- What is required
Rewrite everything from the start of the records down to the line that contains "clause-7-6-3: 7.6.3用角度尺检查，重复测量 3", replacing "section-title" with "section-heading" and keeping all else unchanged.

[Begin Available data]

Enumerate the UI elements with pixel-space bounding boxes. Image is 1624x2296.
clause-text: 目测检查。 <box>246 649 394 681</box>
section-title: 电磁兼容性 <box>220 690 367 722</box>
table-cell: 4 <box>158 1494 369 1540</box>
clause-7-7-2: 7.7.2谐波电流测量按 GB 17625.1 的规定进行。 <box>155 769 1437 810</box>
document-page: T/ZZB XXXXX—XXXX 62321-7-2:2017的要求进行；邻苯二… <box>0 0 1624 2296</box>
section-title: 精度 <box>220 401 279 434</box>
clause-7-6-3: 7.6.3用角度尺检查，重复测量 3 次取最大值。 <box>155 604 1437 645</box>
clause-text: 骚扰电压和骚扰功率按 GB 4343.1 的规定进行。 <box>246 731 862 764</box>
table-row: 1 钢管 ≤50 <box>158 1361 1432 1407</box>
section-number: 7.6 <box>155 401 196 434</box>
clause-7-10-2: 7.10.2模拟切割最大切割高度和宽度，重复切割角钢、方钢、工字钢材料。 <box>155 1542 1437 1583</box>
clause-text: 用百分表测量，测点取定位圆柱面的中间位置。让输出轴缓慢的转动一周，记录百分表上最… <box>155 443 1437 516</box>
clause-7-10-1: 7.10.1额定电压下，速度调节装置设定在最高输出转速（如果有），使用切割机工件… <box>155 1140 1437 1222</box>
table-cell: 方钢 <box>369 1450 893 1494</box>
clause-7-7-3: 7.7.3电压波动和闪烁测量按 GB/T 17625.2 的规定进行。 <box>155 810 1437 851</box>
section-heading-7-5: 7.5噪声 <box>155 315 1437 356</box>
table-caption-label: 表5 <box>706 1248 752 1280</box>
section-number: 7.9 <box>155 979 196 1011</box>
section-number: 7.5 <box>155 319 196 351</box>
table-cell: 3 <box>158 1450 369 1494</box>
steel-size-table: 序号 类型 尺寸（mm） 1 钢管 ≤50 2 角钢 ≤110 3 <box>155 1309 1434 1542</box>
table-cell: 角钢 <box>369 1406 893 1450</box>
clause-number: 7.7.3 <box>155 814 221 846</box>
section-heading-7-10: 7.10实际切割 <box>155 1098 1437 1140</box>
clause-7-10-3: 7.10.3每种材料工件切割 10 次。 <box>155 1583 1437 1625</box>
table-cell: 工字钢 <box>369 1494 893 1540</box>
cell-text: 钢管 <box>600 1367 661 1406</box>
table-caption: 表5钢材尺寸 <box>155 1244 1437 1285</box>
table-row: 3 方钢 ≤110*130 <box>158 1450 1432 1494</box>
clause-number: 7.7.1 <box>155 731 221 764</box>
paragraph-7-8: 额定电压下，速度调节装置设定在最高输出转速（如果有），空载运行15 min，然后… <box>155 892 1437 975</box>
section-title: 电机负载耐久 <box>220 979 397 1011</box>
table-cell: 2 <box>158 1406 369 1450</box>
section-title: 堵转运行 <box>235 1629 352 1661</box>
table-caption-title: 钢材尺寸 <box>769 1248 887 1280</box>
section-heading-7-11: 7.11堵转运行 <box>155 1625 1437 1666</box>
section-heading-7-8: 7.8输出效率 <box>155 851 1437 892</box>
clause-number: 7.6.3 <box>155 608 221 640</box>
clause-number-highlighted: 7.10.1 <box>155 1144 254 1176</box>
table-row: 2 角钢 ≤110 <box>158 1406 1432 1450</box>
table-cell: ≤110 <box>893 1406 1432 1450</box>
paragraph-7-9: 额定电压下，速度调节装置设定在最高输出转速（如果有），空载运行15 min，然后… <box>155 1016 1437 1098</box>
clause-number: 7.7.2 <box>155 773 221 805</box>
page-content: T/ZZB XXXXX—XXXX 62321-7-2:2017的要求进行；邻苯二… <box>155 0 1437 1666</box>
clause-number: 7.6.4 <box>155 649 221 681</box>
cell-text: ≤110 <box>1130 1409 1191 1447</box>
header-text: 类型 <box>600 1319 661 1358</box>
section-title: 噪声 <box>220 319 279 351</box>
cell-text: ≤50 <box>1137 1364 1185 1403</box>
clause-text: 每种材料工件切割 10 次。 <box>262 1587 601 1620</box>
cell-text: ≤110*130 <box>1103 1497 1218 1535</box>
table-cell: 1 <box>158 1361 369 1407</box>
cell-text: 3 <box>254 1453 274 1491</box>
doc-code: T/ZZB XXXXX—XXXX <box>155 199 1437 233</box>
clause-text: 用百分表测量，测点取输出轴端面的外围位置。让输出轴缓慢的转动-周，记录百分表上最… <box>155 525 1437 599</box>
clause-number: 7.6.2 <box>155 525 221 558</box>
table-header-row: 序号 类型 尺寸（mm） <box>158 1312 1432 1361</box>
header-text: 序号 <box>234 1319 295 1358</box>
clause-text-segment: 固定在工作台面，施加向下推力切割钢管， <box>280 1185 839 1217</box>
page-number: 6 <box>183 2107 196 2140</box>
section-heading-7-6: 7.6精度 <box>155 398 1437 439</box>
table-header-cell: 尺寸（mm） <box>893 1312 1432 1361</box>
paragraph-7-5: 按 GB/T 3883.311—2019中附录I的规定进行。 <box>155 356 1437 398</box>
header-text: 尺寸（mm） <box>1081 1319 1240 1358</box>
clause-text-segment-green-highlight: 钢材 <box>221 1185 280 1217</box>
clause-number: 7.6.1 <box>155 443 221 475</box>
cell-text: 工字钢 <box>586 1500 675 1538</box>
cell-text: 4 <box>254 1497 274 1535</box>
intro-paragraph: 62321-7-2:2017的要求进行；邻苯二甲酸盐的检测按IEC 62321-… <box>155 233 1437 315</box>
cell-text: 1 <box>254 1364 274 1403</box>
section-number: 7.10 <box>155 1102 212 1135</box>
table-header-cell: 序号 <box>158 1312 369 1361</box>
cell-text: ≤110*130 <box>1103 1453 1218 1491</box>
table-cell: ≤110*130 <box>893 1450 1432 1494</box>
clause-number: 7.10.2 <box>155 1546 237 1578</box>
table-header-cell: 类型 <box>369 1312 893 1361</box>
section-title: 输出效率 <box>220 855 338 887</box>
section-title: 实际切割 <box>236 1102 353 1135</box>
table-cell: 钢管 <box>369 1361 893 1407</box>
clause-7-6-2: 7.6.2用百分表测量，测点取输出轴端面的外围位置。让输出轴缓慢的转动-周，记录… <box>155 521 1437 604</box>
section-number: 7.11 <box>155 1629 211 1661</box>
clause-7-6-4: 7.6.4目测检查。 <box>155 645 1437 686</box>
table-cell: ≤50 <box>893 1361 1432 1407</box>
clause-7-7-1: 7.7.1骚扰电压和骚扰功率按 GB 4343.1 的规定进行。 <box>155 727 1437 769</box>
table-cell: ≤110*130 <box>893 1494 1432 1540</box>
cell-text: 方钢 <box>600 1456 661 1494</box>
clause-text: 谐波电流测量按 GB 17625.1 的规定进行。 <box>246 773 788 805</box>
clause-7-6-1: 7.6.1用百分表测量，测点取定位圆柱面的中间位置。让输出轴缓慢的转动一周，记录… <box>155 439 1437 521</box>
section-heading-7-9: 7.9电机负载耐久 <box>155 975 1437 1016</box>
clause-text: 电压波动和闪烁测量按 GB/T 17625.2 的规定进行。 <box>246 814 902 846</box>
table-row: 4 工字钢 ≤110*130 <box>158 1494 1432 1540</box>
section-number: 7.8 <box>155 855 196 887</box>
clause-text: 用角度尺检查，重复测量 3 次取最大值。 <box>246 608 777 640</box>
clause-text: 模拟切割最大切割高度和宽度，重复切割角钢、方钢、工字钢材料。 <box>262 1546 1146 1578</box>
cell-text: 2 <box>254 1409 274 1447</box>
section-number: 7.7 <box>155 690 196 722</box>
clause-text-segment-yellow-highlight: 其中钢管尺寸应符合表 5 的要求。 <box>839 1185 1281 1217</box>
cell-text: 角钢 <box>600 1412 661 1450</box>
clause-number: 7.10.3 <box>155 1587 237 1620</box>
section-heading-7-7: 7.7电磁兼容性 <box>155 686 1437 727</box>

[End Available data]

- Reply
Enumerate the UI elements with pixel-space bounding boxes. Image is 1624x2296.
clause-text: 目测检查。 <box>246 649 394 681</box>
section-heading: 电磁兼容性 <box>220 690 367 722</box>
table-cell: 4 <box>158 1494 369 1540</box>
clause-7-7-2: 7.7.2谐波电流测量按 GB 17625.1 的规定进行。 <box>155 769 1437 810</box>
document-page: T/ZZB XXXXX—XXXX 62321-7-2:2017的要求进行；邻苯二… <box>0 0 1624 2296</box>
section-heading: 精度 <box>220 401 279 434</box>
clause-7-6-3: 7.6.3用角度尺检查，重复测量 3 次取最大值。 <box>155 604 1437 645</box>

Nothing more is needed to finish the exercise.